_Brief_
In the entries that follow, count each line containing "Range" and state the total, nothing more.
::::
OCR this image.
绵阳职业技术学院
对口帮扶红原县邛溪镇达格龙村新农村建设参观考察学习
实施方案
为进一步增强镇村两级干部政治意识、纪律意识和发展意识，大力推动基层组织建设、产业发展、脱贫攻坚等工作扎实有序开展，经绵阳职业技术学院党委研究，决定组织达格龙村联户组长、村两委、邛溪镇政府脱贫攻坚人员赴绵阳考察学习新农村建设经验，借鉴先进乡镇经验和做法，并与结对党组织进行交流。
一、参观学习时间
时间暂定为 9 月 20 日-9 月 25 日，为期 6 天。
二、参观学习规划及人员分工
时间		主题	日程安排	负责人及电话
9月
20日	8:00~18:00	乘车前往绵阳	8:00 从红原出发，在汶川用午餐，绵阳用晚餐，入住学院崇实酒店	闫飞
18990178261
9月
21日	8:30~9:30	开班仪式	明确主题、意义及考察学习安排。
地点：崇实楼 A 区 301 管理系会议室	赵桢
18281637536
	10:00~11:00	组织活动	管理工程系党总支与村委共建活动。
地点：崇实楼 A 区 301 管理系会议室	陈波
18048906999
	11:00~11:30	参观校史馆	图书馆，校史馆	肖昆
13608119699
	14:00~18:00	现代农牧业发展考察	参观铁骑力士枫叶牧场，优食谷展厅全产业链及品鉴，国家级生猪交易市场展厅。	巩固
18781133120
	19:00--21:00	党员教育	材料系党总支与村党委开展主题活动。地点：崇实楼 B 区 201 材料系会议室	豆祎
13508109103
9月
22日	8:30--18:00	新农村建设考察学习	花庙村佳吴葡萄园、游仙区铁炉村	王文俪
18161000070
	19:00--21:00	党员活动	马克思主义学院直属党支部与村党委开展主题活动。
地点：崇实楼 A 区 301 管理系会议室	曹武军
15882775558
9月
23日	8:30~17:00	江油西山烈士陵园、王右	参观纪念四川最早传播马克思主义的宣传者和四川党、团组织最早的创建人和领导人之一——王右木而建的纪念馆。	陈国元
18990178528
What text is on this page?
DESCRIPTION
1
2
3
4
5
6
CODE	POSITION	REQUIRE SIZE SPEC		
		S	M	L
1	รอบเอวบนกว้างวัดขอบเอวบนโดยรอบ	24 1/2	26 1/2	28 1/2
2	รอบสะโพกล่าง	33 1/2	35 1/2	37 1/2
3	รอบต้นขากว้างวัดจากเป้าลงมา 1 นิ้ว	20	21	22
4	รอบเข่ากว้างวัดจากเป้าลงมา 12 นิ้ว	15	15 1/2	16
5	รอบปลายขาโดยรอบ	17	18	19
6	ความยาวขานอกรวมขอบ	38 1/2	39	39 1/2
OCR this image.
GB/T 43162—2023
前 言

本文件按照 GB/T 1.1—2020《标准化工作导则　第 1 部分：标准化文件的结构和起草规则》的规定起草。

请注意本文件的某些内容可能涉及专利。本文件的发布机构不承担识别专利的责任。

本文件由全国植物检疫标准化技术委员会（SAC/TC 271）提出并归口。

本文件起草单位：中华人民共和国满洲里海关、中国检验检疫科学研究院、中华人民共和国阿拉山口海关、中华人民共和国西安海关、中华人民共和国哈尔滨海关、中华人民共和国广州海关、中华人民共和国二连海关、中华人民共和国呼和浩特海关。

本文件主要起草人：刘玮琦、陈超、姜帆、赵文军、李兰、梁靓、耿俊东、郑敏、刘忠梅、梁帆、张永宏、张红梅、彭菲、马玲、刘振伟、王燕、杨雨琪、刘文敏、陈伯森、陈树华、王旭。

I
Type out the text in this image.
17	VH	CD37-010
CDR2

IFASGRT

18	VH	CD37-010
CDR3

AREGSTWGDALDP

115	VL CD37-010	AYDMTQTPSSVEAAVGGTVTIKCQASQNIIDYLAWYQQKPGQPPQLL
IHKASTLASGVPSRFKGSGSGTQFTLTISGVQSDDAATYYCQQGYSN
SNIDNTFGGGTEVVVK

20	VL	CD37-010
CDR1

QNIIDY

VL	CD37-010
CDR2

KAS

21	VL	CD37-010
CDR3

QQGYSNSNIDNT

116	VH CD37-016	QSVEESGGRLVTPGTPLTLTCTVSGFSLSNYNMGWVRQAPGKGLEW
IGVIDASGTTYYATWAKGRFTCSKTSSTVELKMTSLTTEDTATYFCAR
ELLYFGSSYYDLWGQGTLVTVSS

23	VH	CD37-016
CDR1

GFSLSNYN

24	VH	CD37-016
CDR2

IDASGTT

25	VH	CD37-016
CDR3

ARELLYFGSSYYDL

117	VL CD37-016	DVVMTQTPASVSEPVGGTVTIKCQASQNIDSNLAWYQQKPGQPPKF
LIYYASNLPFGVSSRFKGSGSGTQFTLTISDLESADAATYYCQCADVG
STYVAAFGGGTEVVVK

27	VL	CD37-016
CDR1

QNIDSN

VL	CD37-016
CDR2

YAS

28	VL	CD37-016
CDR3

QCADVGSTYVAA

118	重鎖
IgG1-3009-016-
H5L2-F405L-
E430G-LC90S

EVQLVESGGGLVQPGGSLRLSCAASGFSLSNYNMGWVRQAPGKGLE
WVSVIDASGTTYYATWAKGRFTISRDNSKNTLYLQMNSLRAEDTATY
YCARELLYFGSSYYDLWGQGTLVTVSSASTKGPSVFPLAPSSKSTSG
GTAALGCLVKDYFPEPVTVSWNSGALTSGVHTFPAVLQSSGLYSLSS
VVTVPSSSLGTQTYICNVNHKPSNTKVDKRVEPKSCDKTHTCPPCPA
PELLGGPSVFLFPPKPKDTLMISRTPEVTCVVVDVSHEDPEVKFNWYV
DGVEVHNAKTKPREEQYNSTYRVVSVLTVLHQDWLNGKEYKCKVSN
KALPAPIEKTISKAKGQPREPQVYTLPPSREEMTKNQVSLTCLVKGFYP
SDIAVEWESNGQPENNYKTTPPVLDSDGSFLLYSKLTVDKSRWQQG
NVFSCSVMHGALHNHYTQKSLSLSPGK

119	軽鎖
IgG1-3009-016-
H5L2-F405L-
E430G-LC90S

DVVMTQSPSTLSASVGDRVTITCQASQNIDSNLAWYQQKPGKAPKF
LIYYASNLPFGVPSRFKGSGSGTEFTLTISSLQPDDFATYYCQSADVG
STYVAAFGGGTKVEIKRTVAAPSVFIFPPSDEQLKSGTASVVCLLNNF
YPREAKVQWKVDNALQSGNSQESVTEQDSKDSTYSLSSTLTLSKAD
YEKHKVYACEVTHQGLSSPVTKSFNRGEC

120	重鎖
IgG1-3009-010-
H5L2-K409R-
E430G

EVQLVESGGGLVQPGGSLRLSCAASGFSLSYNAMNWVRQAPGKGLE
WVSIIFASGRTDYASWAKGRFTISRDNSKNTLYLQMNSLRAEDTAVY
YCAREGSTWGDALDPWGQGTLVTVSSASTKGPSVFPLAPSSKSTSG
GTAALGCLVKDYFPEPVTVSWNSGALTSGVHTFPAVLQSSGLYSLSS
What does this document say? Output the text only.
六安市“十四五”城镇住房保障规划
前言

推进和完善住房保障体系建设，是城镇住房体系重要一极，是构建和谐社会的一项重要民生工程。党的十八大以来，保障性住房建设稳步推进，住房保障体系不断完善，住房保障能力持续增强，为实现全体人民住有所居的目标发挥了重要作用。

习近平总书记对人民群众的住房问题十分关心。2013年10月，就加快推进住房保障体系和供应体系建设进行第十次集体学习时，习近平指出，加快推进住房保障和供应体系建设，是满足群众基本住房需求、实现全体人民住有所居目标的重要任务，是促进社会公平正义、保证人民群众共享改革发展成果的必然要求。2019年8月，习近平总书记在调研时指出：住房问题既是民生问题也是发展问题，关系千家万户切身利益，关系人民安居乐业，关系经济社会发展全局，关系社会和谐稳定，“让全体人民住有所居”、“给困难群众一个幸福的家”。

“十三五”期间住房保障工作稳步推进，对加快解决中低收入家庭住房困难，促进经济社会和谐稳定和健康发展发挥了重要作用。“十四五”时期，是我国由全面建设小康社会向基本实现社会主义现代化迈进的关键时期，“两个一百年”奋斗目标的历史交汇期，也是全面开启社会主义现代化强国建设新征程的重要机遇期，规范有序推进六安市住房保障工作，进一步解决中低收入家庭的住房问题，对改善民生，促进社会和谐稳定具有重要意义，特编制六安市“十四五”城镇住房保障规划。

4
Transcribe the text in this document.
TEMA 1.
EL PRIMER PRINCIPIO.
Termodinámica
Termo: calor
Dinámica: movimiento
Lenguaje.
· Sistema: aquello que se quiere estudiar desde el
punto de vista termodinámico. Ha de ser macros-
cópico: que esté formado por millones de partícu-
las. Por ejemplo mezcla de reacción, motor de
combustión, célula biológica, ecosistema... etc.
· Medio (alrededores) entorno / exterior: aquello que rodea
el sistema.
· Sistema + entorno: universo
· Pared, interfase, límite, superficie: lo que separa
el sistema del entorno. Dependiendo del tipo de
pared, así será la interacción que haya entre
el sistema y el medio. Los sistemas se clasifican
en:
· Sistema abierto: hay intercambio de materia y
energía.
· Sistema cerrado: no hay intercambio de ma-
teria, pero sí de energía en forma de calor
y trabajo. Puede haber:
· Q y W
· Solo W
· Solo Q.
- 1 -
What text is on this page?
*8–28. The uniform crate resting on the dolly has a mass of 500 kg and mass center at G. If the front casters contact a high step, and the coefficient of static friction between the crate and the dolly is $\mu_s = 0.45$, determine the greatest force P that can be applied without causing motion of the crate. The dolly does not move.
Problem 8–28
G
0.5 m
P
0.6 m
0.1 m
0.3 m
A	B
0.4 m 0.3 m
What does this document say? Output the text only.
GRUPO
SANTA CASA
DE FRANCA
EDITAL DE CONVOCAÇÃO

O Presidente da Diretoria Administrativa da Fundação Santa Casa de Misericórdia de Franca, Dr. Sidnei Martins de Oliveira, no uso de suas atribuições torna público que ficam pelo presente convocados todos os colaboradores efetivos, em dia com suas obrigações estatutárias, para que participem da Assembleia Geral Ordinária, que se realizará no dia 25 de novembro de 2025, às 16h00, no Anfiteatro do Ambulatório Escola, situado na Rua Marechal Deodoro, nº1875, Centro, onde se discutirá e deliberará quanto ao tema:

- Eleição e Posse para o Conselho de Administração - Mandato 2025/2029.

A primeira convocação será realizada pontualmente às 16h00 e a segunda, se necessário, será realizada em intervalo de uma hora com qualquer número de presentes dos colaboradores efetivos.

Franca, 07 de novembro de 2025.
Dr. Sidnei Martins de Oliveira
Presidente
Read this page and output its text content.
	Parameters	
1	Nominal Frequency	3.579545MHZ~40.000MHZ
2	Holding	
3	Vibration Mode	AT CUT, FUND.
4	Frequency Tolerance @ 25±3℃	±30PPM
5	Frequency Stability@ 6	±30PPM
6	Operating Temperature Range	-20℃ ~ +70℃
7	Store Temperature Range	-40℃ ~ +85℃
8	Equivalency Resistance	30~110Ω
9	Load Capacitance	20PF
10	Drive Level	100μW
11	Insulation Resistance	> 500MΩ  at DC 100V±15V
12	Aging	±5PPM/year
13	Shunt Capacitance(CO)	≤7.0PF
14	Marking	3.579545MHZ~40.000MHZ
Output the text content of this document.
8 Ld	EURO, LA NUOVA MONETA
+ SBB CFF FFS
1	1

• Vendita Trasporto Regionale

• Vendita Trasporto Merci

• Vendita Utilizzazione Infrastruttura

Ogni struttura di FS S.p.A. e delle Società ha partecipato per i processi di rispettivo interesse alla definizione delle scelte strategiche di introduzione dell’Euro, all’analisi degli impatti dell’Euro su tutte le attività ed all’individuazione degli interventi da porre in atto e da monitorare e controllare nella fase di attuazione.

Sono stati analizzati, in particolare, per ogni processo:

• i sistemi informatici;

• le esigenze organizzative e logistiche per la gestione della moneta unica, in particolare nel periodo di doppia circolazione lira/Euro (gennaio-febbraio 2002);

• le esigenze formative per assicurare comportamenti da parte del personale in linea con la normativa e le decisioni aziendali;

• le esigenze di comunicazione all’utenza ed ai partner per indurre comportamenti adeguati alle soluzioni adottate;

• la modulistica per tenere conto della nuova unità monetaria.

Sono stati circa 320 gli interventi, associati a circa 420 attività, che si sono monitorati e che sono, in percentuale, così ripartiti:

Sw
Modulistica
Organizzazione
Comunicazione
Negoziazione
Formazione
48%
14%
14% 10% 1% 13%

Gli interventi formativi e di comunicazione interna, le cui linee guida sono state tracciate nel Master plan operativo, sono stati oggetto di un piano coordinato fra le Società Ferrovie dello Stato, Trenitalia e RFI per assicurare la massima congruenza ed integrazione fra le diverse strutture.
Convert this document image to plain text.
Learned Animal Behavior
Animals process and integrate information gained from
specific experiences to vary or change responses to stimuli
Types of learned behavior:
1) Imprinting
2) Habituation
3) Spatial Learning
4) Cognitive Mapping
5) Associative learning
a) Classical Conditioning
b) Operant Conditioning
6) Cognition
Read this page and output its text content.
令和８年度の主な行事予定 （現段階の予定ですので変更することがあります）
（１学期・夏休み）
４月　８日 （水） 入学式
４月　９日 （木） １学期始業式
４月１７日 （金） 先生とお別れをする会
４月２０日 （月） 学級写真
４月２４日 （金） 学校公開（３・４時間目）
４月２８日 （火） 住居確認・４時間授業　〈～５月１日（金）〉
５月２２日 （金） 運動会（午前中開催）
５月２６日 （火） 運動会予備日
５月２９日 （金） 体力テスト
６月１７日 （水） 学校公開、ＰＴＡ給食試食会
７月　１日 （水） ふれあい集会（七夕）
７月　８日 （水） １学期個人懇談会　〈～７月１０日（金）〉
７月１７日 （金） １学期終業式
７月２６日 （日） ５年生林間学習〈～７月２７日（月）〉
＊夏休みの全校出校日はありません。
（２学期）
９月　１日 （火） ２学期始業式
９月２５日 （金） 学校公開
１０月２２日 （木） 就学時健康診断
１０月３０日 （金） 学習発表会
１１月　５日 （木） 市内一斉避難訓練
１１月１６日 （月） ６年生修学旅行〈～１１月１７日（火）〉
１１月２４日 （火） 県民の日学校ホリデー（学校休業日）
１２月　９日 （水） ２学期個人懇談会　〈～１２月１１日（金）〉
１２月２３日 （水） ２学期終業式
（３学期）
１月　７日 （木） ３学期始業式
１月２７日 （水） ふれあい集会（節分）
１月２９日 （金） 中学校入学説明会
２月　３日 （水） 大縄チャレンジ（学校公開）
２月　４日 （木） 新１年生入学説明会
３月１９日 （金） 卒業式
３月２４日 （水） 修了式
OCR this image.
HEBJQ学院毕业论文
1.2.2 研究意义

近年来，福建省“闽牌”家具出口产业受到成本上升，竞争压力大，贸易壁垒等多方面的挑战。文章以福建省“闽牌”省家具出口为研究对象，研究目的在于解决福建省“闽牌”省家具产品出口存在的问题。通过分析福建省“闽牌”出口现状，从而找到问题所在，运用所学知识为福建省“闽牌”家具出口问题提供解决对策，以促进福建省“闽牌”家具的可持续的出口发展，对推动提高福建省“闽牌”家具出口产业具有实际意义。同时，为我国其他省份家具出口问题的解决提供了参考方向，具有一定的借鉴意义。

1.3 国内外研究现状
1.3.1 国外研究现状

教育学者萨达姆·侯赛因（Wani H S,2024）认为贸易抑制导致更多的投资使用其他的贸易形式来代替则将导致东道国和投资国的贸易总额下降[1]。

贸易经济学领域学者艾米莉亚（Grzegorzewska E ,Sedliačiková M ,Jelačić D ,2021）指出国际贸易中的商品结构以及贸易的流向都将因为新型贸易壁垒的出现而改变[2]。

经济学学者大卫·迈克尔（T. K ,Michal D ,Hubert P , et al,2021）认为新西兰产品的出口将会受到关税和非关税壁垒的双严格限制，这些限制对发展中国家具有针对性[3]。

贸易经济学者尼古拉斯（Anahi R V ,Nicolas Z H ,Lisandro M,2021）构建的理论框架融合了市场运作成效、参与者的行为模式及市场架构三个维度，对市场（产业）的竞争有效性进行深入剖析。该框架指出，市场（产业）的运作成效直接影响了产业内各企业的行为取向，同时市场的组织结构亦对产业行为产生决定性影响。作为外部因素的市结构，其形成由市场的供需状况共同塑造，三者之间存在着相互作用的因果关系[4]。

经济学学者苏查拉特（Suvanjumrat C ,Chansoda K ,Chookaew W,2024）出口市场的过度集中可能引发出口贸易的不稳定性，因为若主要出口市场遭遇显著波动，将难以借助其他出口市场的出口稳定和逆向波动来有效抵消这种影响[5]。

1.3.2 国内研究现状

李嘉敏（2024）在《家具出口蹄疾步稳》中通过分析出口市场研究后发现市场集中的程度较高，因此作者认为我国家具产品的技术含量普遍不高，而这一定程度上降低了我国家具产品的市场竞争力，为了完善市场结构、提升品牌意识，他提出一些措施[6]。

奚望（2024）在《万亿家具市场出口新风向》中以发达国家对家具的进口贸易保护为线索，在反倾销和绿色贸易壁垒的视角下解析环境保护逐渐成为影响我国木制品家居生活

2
::::
_Solution_
2